TEXT TO READ:
........
Emission Reduction Oil and Gas Industry Playbook

This model framework discusses key sources and control measures for emissions reduction in the oil and gas industry. Some issues for authorities to consider when establishing regulatory approaches are also provided where relevant. While this model focuses on upstream operations, many of the mitigation measures could be applicable to emission sources in other segments of the natural gas value chain such as distribution and storage.

The model contemplates regulations that seek to achieve the following policy objectives for emissions reduction:
• Apply to both upstream oil and gas sources,
• Apply to both new and existing facilities,
• Seek meaningful emission reduction outcomes,
• Based on sound science,
• Cost-effective and flexible to allow for future technological developments,
• Seek to stimulate innovation,
• Establish transparency, and
• Drive continuous improvement

Effective regulation of emissions reduction from upstream oil and gas operations should minimize emissions from three
basic source categories:

  • “Fugitive” emissions from equipment and components, e.g., leaks or excessive emissions due to equipment malfunction;
  • Well head operations that result in venting; and
  • Equipment that emits gas as part of normal operations.
........
DATA SUPPLIED:
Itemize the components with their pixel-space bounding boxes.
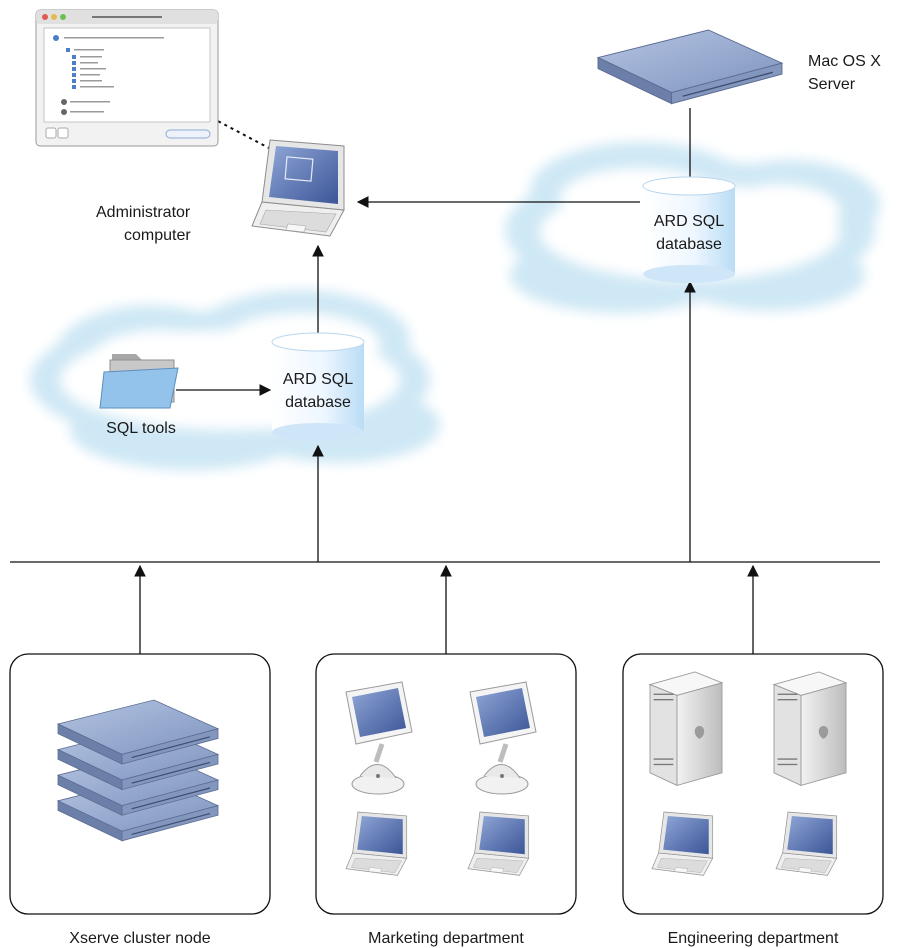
marketing-group-box	[315, 653, 577, 915]
xserve-stack-icon	[57, 699, 219, 842]
engineering-group-label: Engineering department	[668, 930, 839, 947]
marketing-group-label: Marketing department	[368, 930, 524, 947]
marketing-laptop-2-icon	[467, 811, 530, 876]
server-label-line1: Mac OS X	[808, 53, 881, 70]
xserve-group-label: Xserve cluster node	[69, 930, 211, 947]
right-db-label-line1: ARD SQL	[654, 213, 724, 230]
marketing-imac-2-icon	[470, 682, 536, 794]
engineering-tower-1-icon	[649, 671, 723, 786]
xserve-group-box	[9, 653, 271, 915]
engineering-group-box	[622, 653, 884, 915]
left-db-label-line1: ARD SQL	[283, 371, 353, 388]
engineering-tower-2-icon	[773, 671, 847, 786]
marketing-laptop-1-icon	[345, 811, 408, 876]
sql-tools-label: SQL tools	[106, 420, 176, 437]
left-database-icon	[271, 332, 365, 441]
server-label-line2: Server	[808, 76, 856, 93]
folder-icon	[99, 354, 179, 409]
left-db-label-line2: database	[285, 394, 351, 411]
right-database-icon	[642, 176, 736, 283]
engineering-laptop-2-icon	[775, 811, 838, 876]
marketing-imac-1-icon	[346, 682, 412, 794]
admin-laptop-icon	[251, 139, 345, 237]
engineering-laptop-1-icon	[651, 811, 714, 876]
admin-label-line2: computer	[124, 227, 191, 244]
right-db-label-line2: database	[656, 236, 722, 253]
mac-os-x-server-icon	[597, 29, 783, 105]
connectors	[10, 108, 880, 654]
admin-label-line1: Administrator	[96, 204, 191, 221]
admin-window-screenshot-icon	[35, 9, 219, 147]
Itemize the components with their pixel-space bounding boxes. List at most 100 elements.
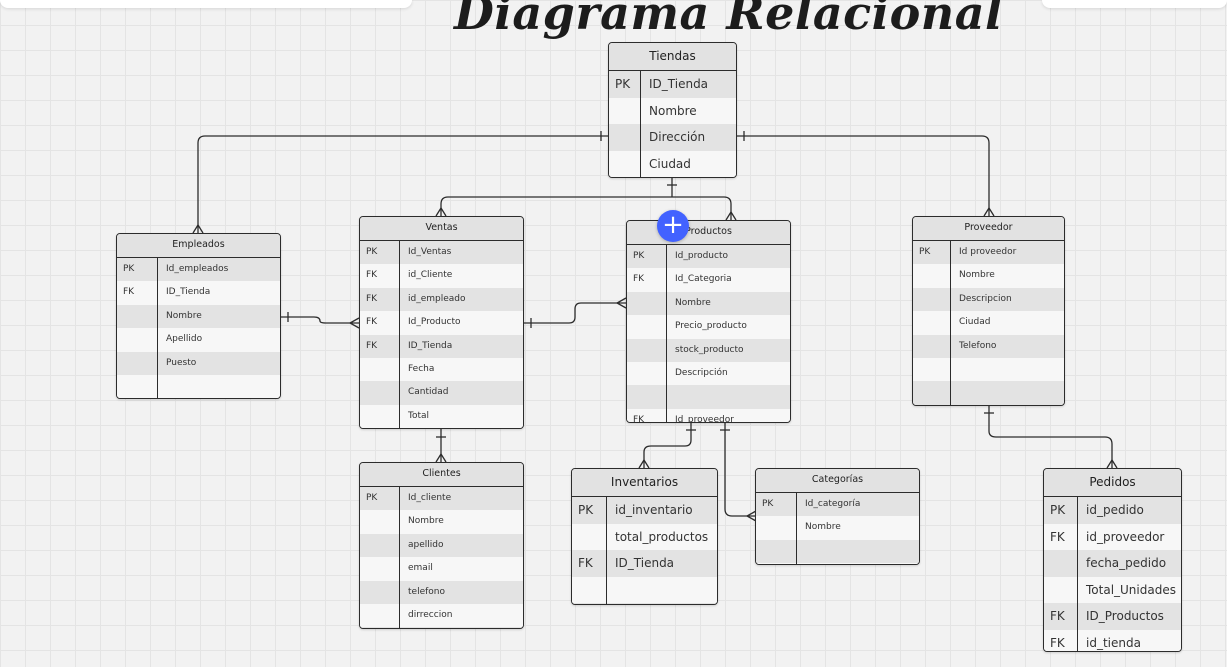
attribute-row[interactable]: [913, 381, 1064, 405]
key-column-filler: [609, 177, 641, 178]
key-badge: PK: [360, 487, 400, 511]
attribute-row[interactable]: [913, 357, 1064, 382]
add-button[interactable]: +: [657, 210, 689, 242]
attribute-row[interactable]: Telefono: [913, 334, 1064, 358]
attribute-row[interactable]: Fecha: [360, 357, 523, 382]
key-badge: [117, 374, 158, 398]
attribute-row[interactable]: total_productos: [572, 523, 717, 551]
attribute-name: dirreccion: [408, 609, 453, 620]
key-badge: [913, 334, 951, 358]
attribute-row[interactable]: [572, 576, 717, 604]
attribute-name: Telefono: [959, 340, 997, 351]
key-column-filler: [756, 563, 797, 564]
attribute-row[interactable]: Total_Unidades: [1044, 576, 1181, 604]
attribute-name: Descripción: [675, 367, 728, 378]
attribute-row-filler: [360, 428, 523, 429]
attribute-row[interactable]: Dirección: [609, 124, 736, 151]
key-badge: [360, 510, 400, 534]
key-badge: FK: [627, 268, 667, 292]
key-badge: [1044, 576, 1078, 604]
attribute-row[interactable]: [627, 385, 790, 409]
key-badge: [609, 97, 641, 125]
attribute-row[interactable]: dirreccion: [360, 603, 523, 628]
attribute-row[interactable]: stock_producto: [627, 338, 790, 362]
attribute-row[interactable]: [117, 374, 280, 398]
attribute-row[interactable]: Nombre: [117, 304, 280, 329]
attribute-row[interactable]: Descripción: [627, 361, 790, 386]
attribute-name: stock_producto: [675, 344, 744, 355]
attribute-row[interactable]: email: [360, 557, 523, 581]
key-badge: [117, 351, 158, 375]
key-badge: [117, 328, 158, 352]
attribute-row[interactable]: Precio_producto: [627, 315, 790, 339]
key-badge: FK: [1044, 523, 1078, 551]
attribute-row[interactable]: Ciudad: [609, 150, 736, 177]
attribute-row[interactable]: telefono: [360, 580, 523, 604]
key-column-filler: [572, 603, 607, 604]
attribute-name: Nombre: [805, 522, 841, 533]
crowfoot: [615, 297, 627, 309]
key-badge: [609, 150, 641, 177]
attribute-row[interactable]: Nombre: [360, 510, 523, 534]
attribute-row[interactable]: [756, 539, 919, 564]
attribute-row[interactable]: Nombre: [627, 291, 790, 316]
attribute-row-filler: [913, 404, 1064, 405]
attribute-row[interactable]: Total: [360, 404, 523, 428]
attribute-name: Puesto: [166, 357, 197, 368]
key-badge: [913, 381, 951, 405]
attribute-row[interactable]: apellido: [360, 533, 523, 558]
entity-title: Categorías: [756, 469, 919, 493]
attribute-row[interactable]: fecha_pedido: [1044, 550, 1181, 577]
attribute-name: id_inventario: [615, 503, 693, 517]
attribute-row[interactable]: Nombre: [913, 264, 1064, 288]
attribute-row[interactable]: Puesto: [117, 351, 280, 375]
attribute-row[interactable]: Descripcion: [913, 287, 1064, 312]
attribute-row[interactable]: Cantidad: [360, 381, 523, 405]
attribute-row[interactable]: Ciudad: [913, 311, 1064, 335]
key-column-filler: [117, 398, 158, 399]
link-productos-ventas: [523, 302, 626, 324]
entity-title: Pedidos: [1044, 469, 1181, 497]
attribute-row[interactable]: Nombre: [609, 97, 736, 125]
attribute-name: [607, 577, 615, 604]
attribute-name: Id_empleados: [166, 264, 229, 274]
attribute-name: total_productos: [615, 529, 709, 544]
crowfoot: [348, 317, 360, 329]
key-badge: [360, 404, 400, 428]
attribute-name: Total: [408, 410, 430, 421]
key-column-filler: [360, 627, 400, 628]
attribute-name: ID_Tienda: [615, 556, 675, 571]
attribute-row[interactable]: Apellido: [117, 328, 280, 352]
attribute-row[interactable]: Nombre: [756, 516, 919, 540]
key-badge: [627, 338, 667, 362]
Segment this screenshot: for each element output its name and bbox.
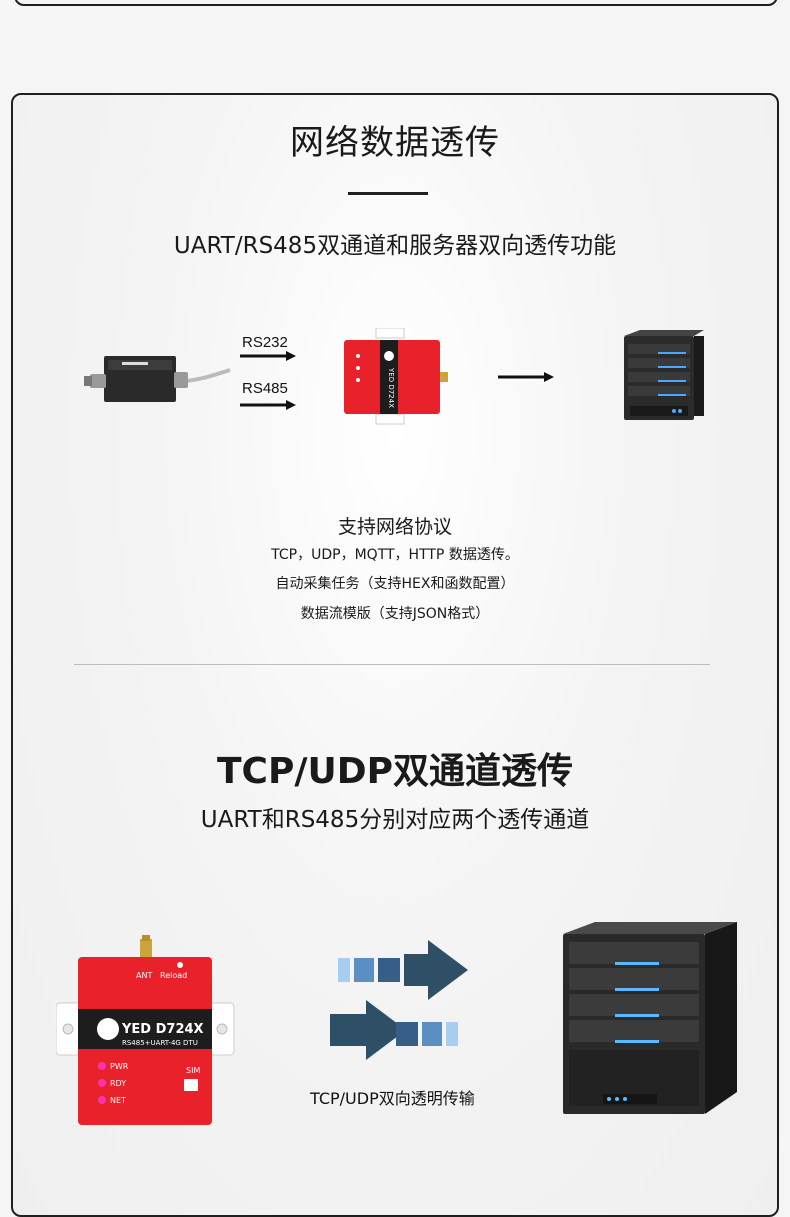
feature-item: TCP，UDP，MQTT，HTTP 数据透传。 bbox=[271, 547, 519, 563]
svg-text:PWR: PWR bbox=[110, 1062, 129, 1071]
svg-text:Reload: Reload bbox=[160, 971, 187, 980]
dtu-device-large-image: YED D724X RS485+UART-4G DTU ANT Reload S… bbox=[56, 935, 235, 1125]
section-divider bbox=[74, 664, 710, 665]
port-label-rs485: RS485 bbox=[242, 380, 288, 397]
server-large-image bbox=[563, 922, 737, 1114]
section1-title: 网络数据透传 bbox=[290, 123, 500, 163]
feature-item: 数据流模版（支持JSON格式） bbox=[300, 606, 490, 622]
section2-title: TCP/UDP双通道透传 bbox=[216, 751, 573, 792]
title-underline bbox=[348, 192, 428, 195]
section1-subtitle: UART/RS485双通道和服务器双向透传功能 bbox=[173, 233, 617, 259]
bidirectional-arrows-icon bbox=[330, 940, 468, 1060]
device-model-text: RS485+UART-4G DTU bbox=[122, 1039, 198, 1047]
server-small-image bbox=[624, 330, 704, 420]
features-title: 支持网络协议 bbox=[337, 516, 452, 538]
svg-text:NET: NET bbox=[110, 1096, 126, 1105]
transfer-caption: TCP/UDP双向透明传输 bbox=[310, 1089, 475, 1108]
port-label-rs232: RS232 bbox=[242, 334, 288, 351]
sensor-box-image bbox=[84, 356, 231, 402]
feature-item: 自动采集任务（支持HEX和函数配置） bbox=[275, 576, 515, 592]
arrow-right-icon bbox=[240, 351, 296, 361]
arrow-right-icon bbox=[498, 372, 554, 382]
dtu-device-small-image: YED D724X bbox=[344, 328, 448, 425]
svg-text:ANT: ANT bbox=[136, 971, 152, 980]
arrow-right-icon bbox=[240, 400, 296, 410]
previous-card-edge bbox=[14, 0, 778, 6]
section2-subtitle: UART和RS485分别对应两个透传通道 bbox=[200, 807, 590, 833]
device-brand-text: YED D724X bbox=[121, 1022, 204, 1037]
svg-text:YED D724X: YED D724X bbox=[387, 367, 395, 408]
svg-text:SIM: SIM bbox=[186, 1066, 200, 1075]
svg-text:RDY: RDY bbox=[110, 1079, 126, 1088]
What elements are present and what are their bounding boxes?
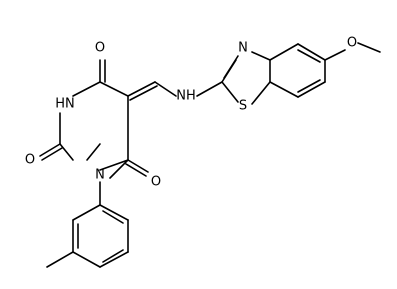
atom-o-left: O <box>25 153 35 168</box>
atom-o-bottom: O <box>151 175 161 190</box>
atom-n-ring: N <box>95 168 105 183</box>
atom-s-thiazole: S <box>239 99 247 114</box>
atom-n-thiazole: N <box>238 41 248 56</box>
atom-nh-ring: HN <box>55 97 75 112</box>
atom-o-methoxy: O <box>347 36 357 51</box>
bond-lines <box>39 42 381 268</box>
atom-o-top: O <box>95 41 105 56</box>
atom-labels: O HN O N O NH N S O <box>25 36 357 190</box>
atom-nh-link: NH <box>176 89 196 104</box>
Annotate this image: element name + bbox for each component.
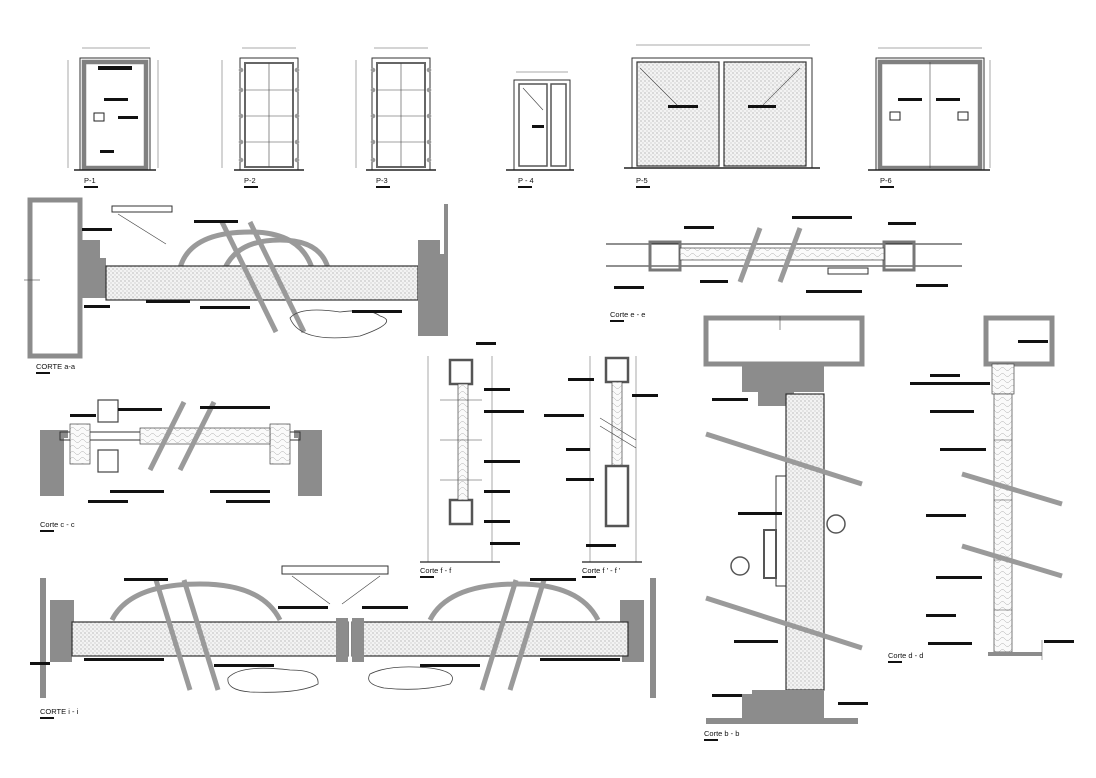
section-title: Corte c - c	[40, 520, 75, 529]
elevation-p5: P-5	[624, 44, 820, 188]
elevation-p3: P-3	[355, 47, 436, 188]
elevation-tag: P - 4	[518, 176, 534, 185]
section-title: Corte f - f	[420, 566, 452, 575]
section-bb: Corte b - b	[703, 315, 868, 741]
section-title: Corte f ' - f '	[582, 566, 621, 575]
section-aa: CORTE a-a	[24, 197, 448, 374]
elevation-tag: P-5	[636, 176, 648, 185]
section-title: Corte d - d	[888, 651, 923, 660]
section-title: Corte e - e	[610, 310, 645, 319]
elevation-tag: P-1	[84, 176, 96, 185]
section-dd: Corte d - d	[888, 315, 1074, 663]
elevation-tag: P-6	[880, 176, 892, 185]
elevation-tag: P-3	[376, 176, 388, 185]
section-title: CORTE i - i	[40, 707, 79, 716]
section-cc: Corte c - c	[40, 399, 322, 532]
elevation-p1: P-1	[67, 47, 159, 188]
section-ff: Corte f - f	[420, 342, 524, 578]
elevation-p2: P-2	[221, 47, 304, 188]
section-title: CORTE a-a	[36, 362, 76, 371]
elevation-tag: P-2	[244, 176, 256, 185]
elevation-p6: P-6	[868, 47, 991, 188]
section-ff-prime: Corte f ' - f '	[544, 356, 658, 578]
section-ii: CORTE i - i	[30, 565, 656, 719]
section-ee: Corte e - e	[606, 216, 962, 322]
elevation-p4: P - 4	[506, 71, 574, 188]
section-title: Corte b - b	[704, 729, 739, 738]
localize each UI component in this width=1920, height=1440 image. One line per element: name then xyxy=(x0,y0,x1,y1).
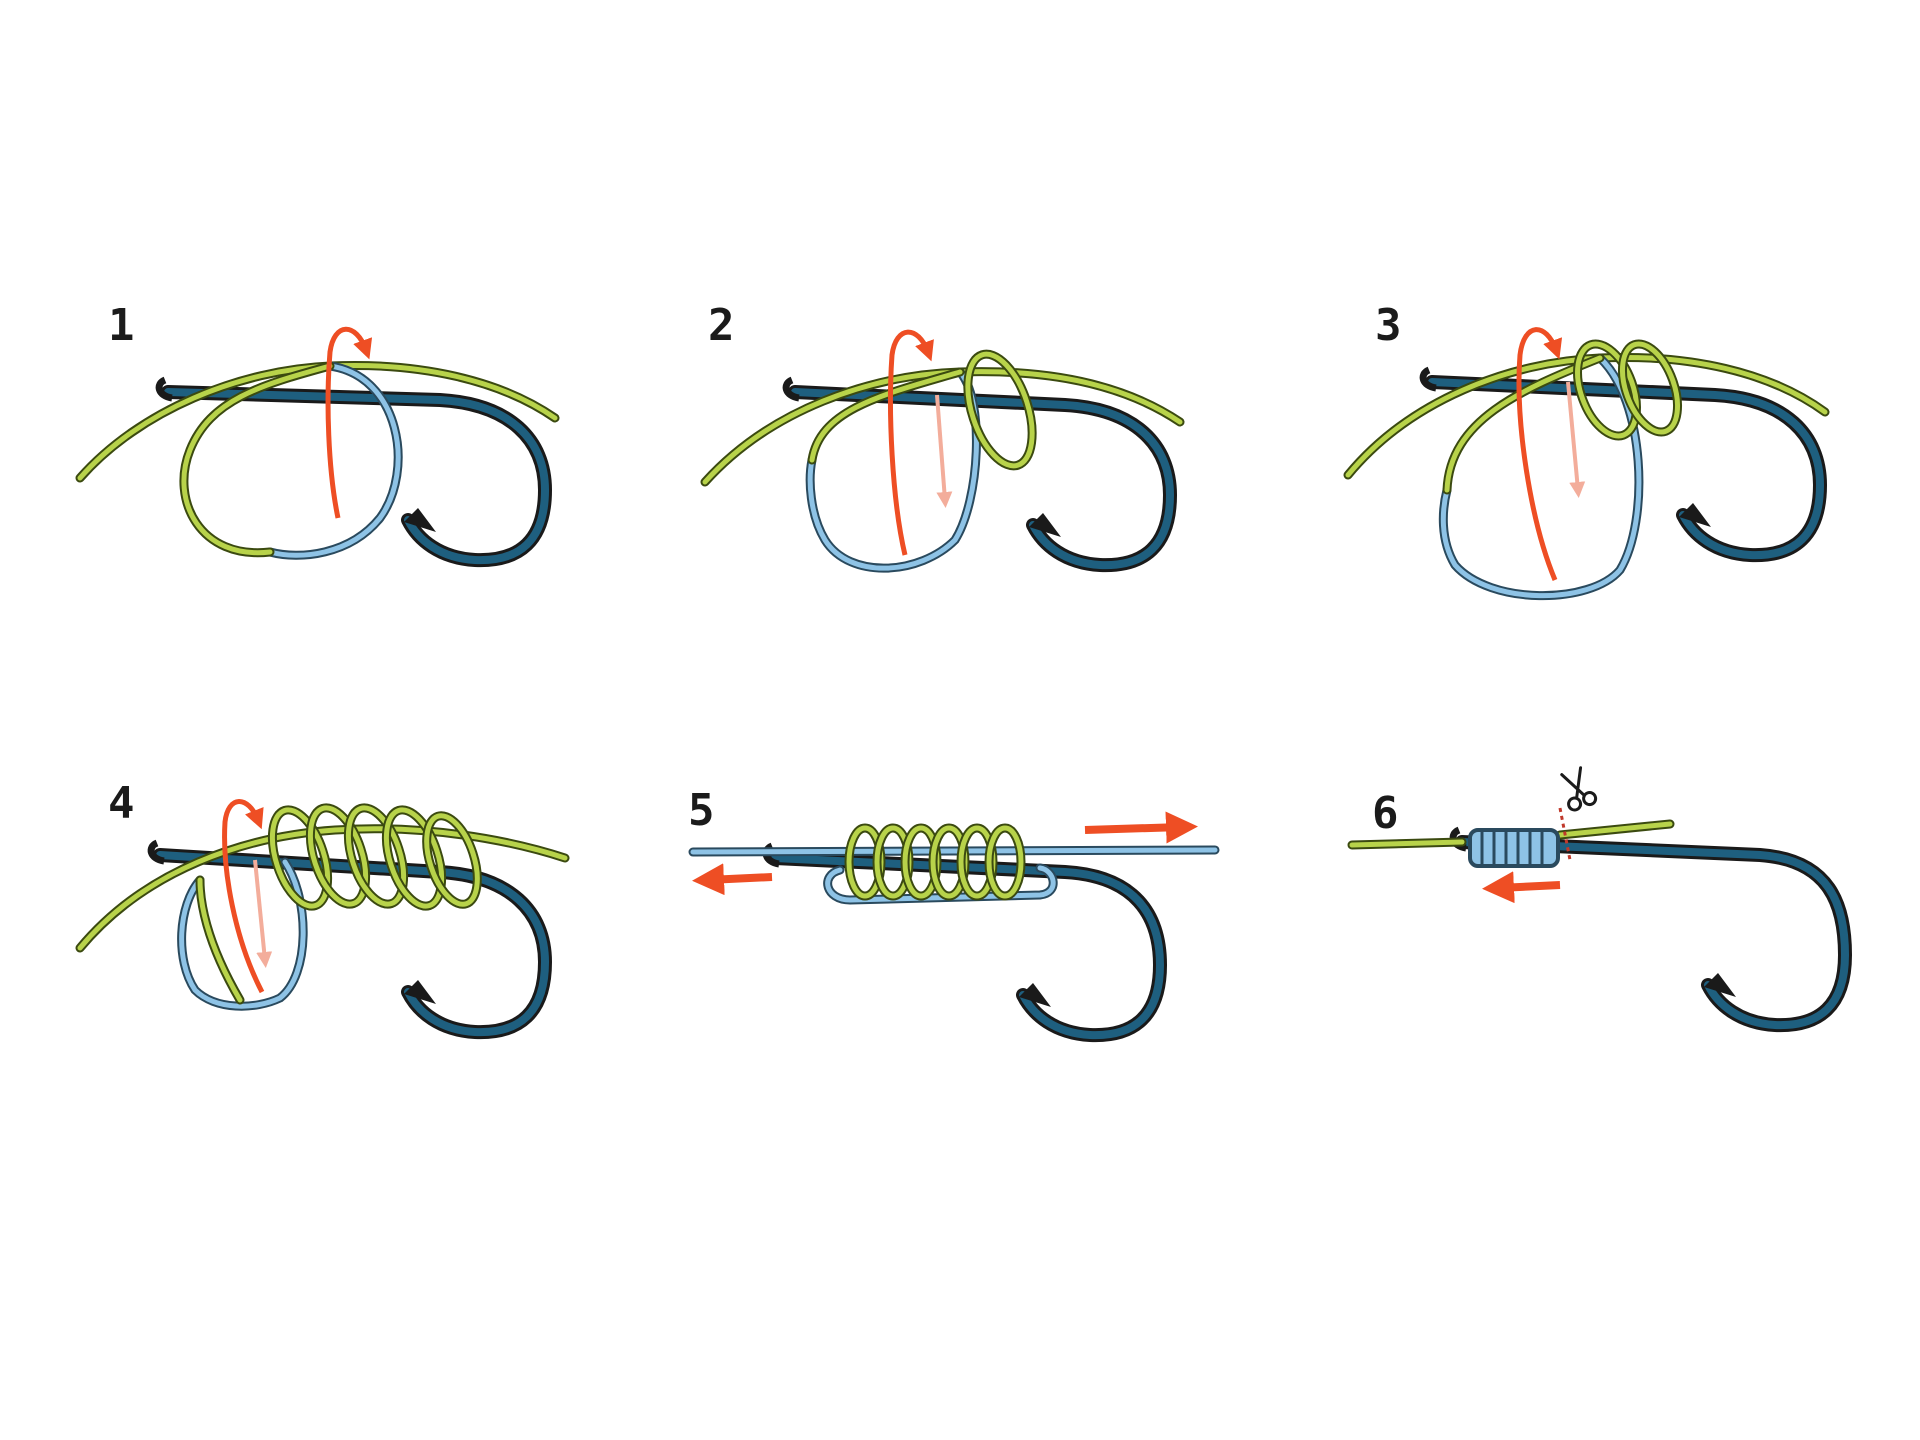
........
EXERCISE SET:
- A) Which operations does the model in the emissions reduction playbook focus on?
- B) Carry on writing the emissions reduction playbook from the end of its list of three basic source categories.
Nothing in the listing is needed here.

ANSWERS GIVEN:
- A) Upstream operations.

- B)
This model framework discusses key sources and control measures for methane emissions from oil and gas operations. Some issues for authorities to consider when establishing regulatory approaches are also provided where relevant. While this model focuses on upstream operations, many of the mitigation measures could be applicable to emission sources in other segments of the natural gas value chain such as distribution and storage.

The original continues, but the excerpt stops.